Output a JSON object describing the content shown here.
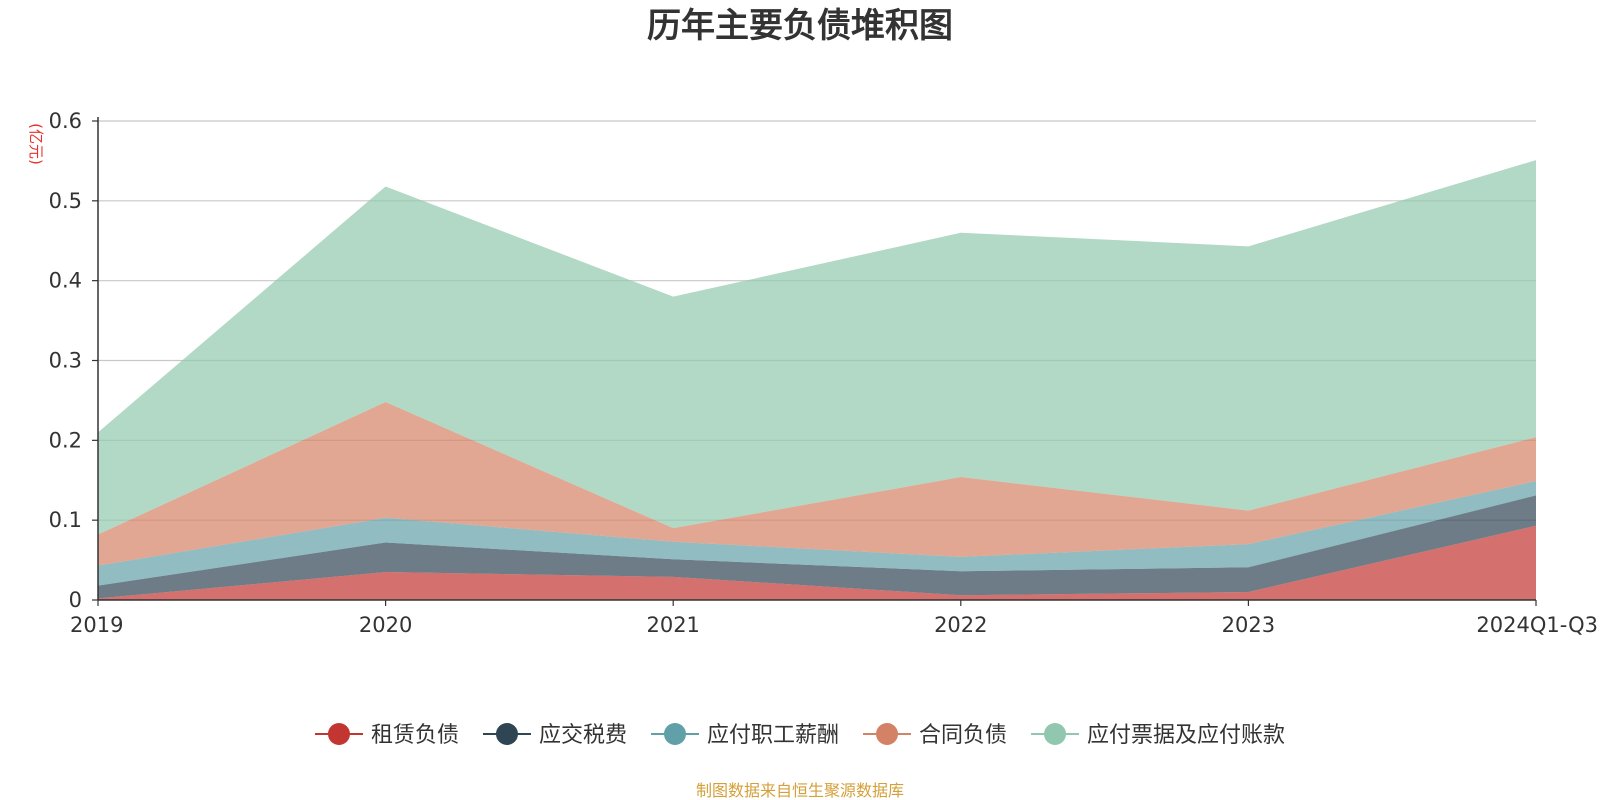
{
  "chart_data": {
    "type": "area",
    "stacked": true,
    "title": "历年主要负债堆积图",
    "unit": "(亿元)",
    "categories": [
      "2019",
      "2020",
      "2021",
      "2022",
      "2023",
      "2024Q1-Q3"
    ],
    "ylim": [
      0,
      0.6
    ],
    "yticks": [
      0,
      0.1,
      0.2,
      0.3,
      0.4,
      0.5,
      0.6
    ],
    "grid": true,
    "legend_position": "bottom",
    "series": [
      {
        "name": "租赁负债",
        "values": [
          0.002,
          0.035,
          0.029,
          0.006,
          0.01,
          0.093
        ],
        "color": "#c23531"
      },
      {
        "name": "应交税费",
        "values": [
          0.016,
          0.037,
          0.022,
          0.03,
          0.031,
          0.038
        ],
        "color": "#2f4554"
      },
      {
        "name": "应付职工薪酬",
        "values": [
          0.025,
          0.031,
          0.022,
          0.018,
          0.029,
          0.018
        ],
        "color": "#61a0a8"
      },
      {
        "name": "合同负债",
        "values": [
          0.039,
          0.145,
          0.017,
          0.1,
          0.042,
          0.055
        ],
        "color": "#d48265"
      },
      {
        "name": "应付票据及应付账款",
        "values": [
          0.128,
          0.27,
          0.29,
          0.306,
          0.331,
          0.347
        ],
        "color": "#91c7ae"
      }
    ]
  },
  "source_note": "制图数据来自恒生聚源数据库",
  "colors": {
    "unit": "#e8312b",
    "source": "#d4a03a",
    "grid": "#c8c8c8",
    "axis": "#333333"
  }
}
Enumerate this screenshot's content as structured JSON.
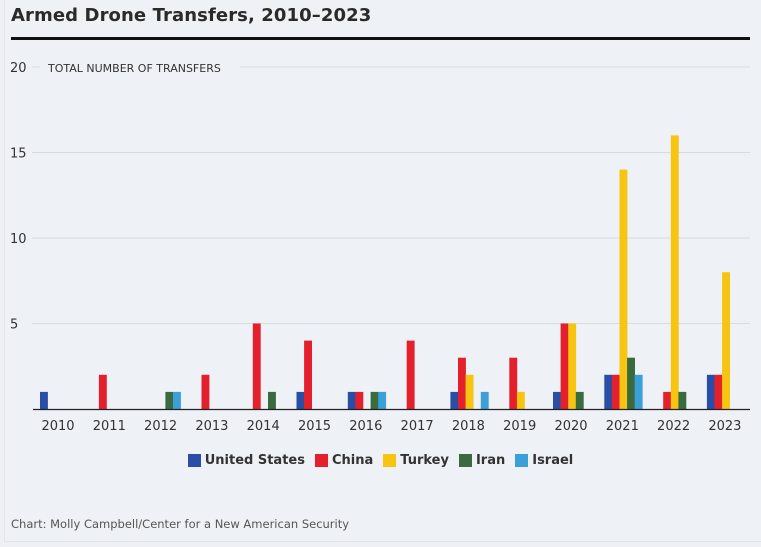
{
  "chart_data": {
    "type": "bar",
    "title": "Armed Drone Transfers, 2010–2023",
    "ylabel": "TOTAL NUMBER OF TRANSFERS",
    "xlabel": "",
    "ylim": [
      0,
      20
    ],
    "yticks": [
      5,
      10,
      15,
      20
    ],
    "grid": true,
    "legend_position": "bottom",
    "categories": [
      "2010",
      "2011",
      "2012",
      "2013",
      "2014",
      "2015",
      "2016",
      "2017",
      "2018",
      "2019",
      "2020",
      "2021",
      "2022",
      "2023"
    ],
    "series": [
      {
        "name": "United States",
        "color": "#2a4ea6",
        "values": [
          1,
          0,
          0,
          0,
          0,
          1,
          1,
          0,
          1,
          0,
          1,
          2,
          0,
          2
        ]
      },
      {
        "name": "China",
        "color": "#e3202b",
        "values": [
          0,
          2,
          0,
          2,
          5,
          4,
          1,
          4,
          3,
          3,
          5,
          2,
          1,
          2
        ]
      },
      {
        "name": "Turkey",
        "color": "#f7c411",
        "values": [
          0,
          0,
          0,
          0,
          0,
          0,
          0,
          0,
          2,
          1,
          5,
          14,
          16,
          8
        ]
      },
      {
        "name": "Iran",
        "color": "#3a6b3e",
        "values": [
          0,
          0,
          1,
          0,
          1,
          0,
          1,
          0,
          0,
          0,
          1,
          3,
          1,
          0
        ]
      },
      {
        "name": "Israel",
        "color": "#3ba0d8",
        "values": [
          0,
          0,
          1,
          0,
          0,
          0,
          1,
          0,
          1,
          0,
          0,
          2,
          0,
          0
        ]
      }
    ],
    "source": "Chart: Molly Campbell/Center for a New American Security"
  }
}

######

● YOUR GOAL: Quote the listing above in full, except for the pictures.

● TASK RESPONSE:
Output a JSON object describing the content shown here.
{
  "chart_data": {
    "type": "area",
    "stacked": true,
    "title": "历年主要负债堆积图",
    "unit": "(亿元)",
    "categories": [
      "2019",
      "2020",
      "2021",
      "2022",
      "2023",
      "2024Q1-Q3"
    ],
    "ylim": [
      0,
      0.6
    ],
    "yticks": [
      0,
      0.1,
      0.2,
      0.3,
      0.4,
      0.5,
      0.6
    ],
    "grid": true,
    "legend_position": "bottom",
    "series": [
      {
        "name": "租赁负债",
        "values": [
          0.002,
          0.035,
          0.029,
          0.006,
          0.01,
          0.093
        ],
        "color": "#c23531"
      },
      {
        "name": "应交税费",
        "values": [
          0.016,
          0.037,
          0.022,
          0.03,
          0.031,
          0.038
        ],
        "color": "#2f4554"
      },
      {
        "name": "应付职工薪酬",
        "values": [
          0.025,
          0.031,
          0.022,
          0.018,
          0.029,
          0.018
        ],
        "color": "#61a0a8"
      },
      {
        "name": "合同负债",
        "values": [
          0.039,
          0.145,
          0.017,
          0.1,
          0.042,
          0.055
        ],
        "color": "#d48265"
      },
      {
        "name": "应付票据及应付账款",
        "values": [
          0.128,
          0.27,
          0.29,
          0.306,
          0.331,
          0.347
        ],
        "color": "#91c7ae"
      }
    ]
  },
  "source_note": "制图数据来自恒生聚源数据库",
  "colors": {
    "unit": "#e8312b",
    "source": "#d4a03a",
    "grid": "#c8c8c8",
    "axis": "#333333"
  }
}
Enumerate this screenshot's content as structured JSON.
{
  "chart_data": {
    "type": "bar",
    "title": "Armed Drone Transfers, 2010–2023",
    "ylabel": "TOTAL NUMBER OF TRANSFERS",
    "xlabel": "",
    "ylim": [
      0,
      20
    ],
    "yticks": [
      5,
      10,
      15,
      20
    ],
    "grid": true,
    "legend_position": "bottom",
    "categories": [
      "2010",
      "2011",
      "2012",
      "2013",
      "2014",
      "2015",
      "2016",
      "2017",
      "2018",
      "2019",
      "2020",
      "2021",
      "2022",
      "2023"
    ],
    "series": [
      {
        "name": "United States",
        "color": "#2a4ea6",
        "values": [
          1,
          0,
          0,
          0,
          0,
          1,
          1,
          0,
          1,
          0,
          1,
          2,
          0,
          2
        ]
      },
      {
        "name": "China",
        "color": "#e3202b",
        "values": [
          0,
          2,
          0,
          2,
          5,
          4,
          1,
          4,
          3,
          3,
          5,
          2,
          1,
          2
        ]
      },
      {
        "name": "Turkey",
        "color": "#f7c411",
        "values": [
          0,
          0,
          0,
          0,
          0,
          0,
          0,
          0,
          2,
          1,
          5,
          14,
          16,
          8
        ]
      },
      {
        "name": "Iran",
        "color": "#3a6b3e",
        "values": [
          0,
          0,
          1,
          0,
          1,
          0,
          1,
          0,
          0,
          0,
          1,
          3,
          1,
          0
        ]
      },
      {
        "name": "Israel",
        "color": "#3ba0d8",
        "values": [
          0,
          0,
          1,
          0,
          0,
          0,
          1,
          0,
          1,
          0,
          0,
          2,
          0,
          0
        ]
      }
    ],
    "source": "Chart: Molly Campbell/Center for a New American Security"
  }
}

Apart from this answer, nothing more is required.